[Set exercise] Every line containing the word "name" needs to be found and copied.

start Records

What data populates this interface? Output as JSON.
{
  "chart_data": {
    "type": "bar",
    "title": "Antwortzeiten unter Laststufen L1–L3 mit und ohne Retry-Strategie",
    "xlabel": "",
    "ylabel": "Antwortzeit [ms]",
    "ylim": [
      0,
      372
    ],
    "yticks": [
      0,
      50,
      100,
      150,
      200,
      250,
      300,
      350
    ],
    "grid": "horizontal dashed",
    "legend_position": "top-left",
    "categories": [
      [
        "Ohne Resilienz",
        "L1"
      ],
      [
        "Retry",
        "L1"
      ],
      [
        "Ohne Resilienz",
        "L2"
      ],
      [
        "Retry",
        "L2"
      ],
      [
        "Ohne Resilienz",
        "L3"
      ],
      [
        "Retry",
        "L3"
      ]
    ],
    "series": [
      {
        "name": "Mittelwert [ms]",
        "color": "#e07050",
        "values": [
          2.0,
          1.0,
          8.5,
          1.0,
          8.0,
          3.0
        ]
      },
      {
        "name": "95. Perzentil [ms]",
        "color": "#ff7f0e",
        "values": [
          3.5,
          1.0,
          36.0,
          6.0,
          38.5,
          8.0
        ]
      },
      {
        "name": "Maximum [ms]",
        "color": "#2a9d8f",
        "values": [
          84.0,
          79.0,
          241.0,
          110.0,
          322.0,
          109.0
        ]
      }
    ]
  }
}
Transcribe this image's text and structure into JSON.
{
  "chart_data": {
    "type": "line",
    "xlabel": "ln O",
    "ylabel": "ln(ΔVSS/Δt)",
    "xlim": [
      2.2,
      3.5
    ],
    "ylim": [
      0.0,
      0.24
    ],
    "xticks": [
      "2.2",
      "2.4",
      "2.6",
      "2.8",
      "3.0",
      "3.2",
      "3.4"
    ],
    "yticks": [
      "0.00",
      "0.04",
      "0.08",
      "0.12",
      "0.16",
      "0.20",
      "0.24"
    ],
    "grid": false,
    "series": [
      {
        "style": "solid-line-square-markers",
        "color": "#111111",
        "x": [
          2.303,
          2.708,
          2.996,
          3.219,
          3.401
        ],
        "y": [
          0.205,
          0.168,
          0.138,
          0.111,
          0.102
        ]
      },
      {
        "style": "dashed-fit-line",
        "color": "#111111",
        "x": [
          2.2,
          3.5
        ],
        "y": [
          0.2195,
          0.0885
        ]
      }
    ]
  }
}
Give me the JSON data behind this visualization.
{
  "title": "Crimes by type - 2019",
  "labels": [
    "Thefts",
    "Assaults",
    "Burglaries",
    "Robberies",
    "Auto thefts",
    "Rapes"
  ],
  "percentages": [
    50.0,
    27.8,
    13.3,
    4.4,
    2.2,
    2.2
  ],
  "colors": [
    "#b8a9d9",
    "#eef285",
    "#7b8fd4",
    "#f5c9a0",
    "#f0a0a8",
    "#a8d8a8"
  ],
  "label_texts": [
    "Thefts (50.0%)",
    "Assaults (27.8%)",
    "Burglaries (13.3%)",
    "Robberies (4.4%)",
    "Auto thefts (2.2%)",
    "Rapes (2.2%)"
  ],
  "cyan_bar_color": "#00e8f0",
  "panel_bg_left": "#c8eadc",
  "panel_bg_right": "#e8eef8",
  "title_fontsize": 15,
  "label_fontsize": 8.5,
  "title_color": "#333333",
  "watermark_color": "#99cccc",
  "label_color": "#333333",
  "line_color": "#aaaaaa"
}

end Records

[Solution for this task]
        "name": "Mittelwert [ms]",
        "name": "95. Perzentil [ms]",
        "name": "Maximum [ms]",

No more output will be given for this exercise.